(Collected data entries)
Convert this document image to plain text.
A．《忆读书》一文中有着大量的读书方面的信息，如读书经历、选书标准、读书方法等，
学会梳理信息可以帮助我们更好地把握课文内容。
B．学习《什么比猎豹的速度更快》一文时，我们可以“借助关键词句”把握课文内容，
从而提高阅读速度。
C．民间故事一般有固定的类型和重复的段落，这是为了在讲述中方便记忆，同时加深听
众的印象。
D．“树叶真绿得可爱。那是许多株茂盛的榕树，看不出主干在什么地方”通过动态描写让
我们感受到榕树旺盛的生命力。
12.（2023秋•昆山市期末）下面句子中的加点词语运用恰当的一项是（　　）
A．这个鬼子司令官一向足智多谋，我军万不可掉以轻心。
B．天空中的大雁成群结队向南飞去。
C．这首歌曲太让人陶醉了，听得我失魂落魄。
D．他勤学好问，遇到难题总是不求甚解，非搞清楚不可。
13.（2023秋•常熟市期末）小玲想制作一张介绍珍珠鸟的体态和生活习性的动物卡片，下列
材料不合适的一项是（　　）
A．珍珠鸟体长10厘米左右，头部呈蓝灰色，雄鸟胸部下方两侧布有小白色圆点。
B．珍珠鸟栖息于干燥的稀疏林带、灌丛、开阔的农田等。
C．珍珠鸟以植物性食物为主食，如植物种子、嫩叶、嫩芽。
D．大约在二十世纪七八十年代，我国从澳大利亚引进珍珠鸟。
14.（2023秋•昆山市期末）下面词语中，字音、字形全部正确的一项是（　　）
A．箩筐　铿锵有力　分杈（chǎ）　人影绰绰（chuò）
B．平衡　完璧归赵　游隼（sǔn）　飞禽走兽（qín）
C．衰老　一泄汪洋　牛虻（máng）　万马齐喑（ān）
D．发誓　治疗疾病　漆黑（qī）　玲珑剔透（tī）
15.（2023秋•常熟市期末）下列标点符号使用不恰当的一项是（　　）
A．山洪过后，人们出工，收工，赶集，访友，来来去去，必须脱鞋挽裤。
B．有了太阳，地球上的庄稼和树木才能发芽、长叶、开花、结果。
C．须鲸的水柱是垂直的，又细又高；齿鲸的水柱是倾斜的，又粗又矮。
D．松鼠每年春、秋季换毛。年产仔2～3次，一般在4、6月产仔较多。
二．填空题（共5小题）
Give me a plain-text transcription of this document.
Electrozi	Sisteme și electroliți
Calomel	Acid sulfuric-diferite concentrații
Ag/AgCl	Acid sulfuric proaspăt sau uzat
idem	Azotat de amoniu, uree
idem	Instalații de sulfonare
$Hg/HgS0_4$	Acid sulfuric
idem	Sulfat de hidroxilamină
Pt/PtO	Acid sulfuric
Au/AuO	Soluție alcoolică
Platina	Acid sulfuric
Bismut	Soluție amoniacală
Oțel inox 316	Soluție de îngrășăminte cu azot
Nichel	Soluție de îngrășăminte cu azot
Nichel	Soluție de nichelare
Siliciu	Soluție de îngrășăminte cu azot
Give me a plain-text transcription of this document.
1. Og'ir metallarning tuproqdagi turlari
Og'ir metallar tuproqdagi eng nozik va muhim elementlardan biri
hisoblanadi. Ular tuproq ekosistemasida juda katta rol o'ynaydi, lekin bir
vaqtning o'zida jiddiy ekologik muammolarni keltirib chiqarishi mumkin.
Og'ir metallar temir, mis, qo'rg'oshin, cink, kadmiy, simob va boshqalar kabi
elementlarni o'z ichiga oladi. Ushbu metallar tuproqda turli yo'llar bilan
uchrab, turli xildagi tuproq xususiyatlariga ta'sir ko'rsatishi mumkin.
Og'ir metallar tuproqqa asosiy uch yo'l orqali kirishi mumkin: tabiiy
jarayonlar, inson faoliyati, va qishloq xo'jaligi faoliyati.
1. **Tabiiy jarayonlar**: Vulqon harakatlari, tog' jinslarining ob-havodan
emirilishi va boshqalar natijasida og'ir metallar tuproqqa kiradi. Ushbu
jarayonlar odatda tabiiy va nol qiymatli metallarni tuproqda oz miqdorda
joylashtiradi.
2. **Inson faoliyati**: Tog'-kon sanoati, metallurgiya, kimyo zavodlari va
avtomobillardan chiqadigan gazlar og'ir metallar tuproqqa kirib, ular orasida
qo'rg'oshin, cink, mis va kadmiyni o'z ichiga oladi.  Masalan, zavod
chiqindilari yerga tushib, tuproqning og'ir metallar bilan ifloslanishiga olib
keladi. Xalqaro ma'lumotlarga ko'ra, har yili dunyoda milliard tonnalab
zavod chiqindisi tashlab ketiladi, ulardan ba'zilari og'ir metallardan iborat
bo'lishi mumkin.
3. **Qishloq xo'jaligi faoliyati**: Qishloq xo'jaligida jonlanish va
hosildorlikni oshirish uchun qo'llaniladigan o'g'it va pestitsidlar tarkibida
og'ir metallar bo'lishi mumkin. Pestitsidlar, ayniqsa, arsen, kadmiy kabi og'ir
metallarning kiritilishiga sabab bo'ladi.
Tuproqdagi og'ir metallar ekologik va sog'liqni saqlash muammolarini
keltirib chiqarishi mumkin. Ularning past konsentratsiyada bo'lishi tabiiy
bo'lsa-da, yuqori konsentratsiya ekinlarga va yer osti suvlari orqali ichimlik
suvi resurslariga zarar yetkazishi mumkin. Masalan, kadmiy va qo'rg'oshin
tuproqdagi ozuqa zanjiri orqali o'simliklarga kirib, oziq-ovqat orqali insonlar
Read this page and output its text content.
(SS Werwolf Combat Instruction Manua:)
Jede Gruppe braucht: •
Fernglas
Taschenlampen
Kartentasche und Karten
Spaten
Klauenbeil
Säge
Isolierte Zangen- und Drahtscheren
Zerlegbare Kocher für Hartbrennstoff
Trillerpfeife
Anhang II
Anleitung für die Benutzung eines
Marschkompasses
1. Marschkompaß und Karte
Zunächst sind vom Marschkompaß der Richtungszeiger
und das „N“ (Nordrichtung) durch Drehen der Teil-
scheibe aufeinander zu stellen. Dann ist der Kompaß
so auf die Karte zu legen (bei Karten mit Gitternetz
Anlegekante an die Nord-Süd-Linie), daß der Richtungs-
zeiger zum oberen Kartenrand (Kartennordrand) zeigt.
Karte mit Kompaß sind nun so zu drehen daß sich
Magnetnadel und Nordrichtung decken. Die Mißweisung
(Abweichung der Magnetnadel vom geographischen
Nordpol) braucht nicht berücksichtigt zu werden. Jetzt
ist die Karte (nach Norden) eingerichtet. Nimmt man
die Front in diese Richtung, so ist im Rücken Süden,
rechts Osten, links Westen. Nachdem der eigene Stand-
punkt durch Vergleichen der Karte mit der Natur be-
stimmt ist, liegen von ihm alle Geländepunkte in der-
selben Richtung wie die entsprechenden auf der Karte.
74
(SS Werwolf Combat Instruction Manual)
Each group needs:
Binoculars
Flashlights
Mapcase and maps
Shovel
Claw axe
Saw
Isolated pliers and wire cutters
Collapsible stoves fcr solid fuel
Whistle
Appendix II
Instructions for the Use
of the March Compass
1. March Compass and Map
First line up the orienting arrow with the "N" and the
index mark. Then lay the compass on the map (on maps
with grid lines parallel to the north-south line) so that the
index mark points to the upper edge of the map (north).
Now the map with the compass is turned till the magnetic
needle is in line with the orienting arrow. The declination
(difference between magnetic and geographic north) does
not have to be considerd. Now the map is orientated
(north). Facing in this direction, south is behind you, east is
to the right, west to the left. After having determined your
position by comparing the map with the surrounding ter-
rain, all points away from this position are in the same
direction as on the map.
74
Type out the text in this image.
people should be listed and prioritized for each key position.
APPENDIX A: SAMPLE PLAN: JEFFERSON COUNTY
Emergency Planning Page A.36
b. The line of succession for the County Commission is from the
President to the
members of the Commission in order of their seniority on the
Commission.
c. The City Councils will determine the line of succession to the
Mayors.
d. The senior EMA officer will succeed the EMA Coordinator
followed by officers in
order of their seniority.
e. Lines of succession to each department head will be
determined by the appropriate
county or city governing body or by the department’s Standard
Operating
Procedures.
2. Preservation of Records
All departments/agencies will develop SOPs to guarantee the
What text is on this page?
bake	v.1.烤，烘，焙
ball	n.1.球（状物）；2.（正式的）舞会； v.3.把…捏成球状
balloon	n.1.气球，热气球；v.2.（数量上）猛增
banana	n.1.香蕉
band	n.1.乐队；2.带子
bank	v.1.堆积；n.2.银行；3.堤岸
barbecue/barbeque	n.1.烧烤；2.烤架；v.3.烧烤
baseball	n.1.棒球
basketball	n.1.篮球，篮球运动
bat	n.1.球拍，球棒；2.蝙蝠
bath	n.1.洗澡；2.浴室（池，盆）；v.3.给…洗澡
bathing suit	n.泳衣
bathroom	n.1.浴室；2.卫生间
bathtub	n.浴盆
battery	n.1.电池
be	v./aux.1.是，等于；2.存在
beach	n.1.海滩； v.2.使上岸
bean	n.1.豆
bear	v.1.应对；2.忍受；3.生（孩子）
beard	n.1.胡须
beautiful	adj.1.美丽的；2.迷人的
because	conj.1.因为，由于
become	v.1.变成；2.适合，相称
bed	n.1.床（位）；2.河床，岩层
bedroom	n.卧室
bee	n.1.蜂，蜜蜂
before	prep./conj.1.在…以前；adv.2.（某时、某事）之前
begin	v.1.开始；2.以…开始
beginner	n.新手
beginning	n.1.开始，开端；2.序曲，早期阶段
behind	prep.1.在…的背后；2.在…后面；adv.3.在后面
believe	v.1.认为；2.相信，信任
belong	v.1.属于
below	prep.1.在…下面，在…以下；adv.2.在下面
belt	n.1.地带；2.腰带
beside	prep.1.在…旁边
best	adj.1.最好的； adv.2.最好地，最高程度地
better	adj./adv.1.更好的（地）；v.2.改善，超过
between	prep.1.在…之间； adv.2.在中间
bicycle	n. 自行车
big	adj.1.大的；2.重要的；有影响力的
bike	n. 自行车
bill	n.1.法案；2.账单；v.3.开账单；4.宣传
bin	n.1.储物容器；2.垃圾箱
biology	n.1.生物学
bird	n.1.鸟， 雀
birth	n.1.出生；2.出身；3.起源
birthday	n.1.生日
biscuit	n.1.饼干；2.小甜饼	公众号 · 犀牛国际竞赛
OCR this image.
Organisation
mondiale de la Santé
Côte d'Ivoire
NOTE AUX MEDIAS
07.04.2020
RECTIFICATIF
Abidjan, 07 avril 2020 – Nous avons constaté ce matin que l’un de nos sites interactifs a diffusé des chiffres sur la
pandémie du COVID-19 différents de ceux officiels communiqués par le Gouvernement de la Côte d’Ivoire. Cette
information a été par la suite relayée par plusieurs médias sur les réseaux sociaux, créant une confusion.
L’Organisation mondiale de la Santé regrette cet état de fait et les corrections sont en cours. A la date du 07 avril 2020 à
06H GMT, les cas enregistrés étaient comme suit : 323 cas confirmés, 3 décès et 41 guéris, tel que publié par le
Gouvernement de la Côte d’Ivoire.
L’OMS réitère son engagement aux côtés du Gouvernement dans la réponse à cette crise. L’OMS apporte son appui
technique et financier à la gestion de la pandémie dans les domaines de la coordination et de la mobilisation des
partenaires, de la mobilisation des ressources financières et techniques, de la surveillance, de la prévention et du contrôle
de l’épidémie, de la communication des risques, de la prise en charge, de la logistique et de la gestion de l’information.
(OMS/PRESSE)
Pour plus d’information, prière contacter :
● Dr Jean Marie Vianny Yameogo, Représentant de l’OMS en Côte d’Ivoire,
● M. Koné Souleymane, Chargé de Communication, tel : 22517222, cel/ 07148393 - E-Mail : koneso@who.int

BRIEF:
Filter the entries and copy out every line with the word "north".

TASK RESPONSE:
with grid lines parallel to the north-south line) so that the
index mark points to the upper edge of the map (north).
(difference between magnetic and geographic north) does
(north). Facing in this direction, south is behind you, east is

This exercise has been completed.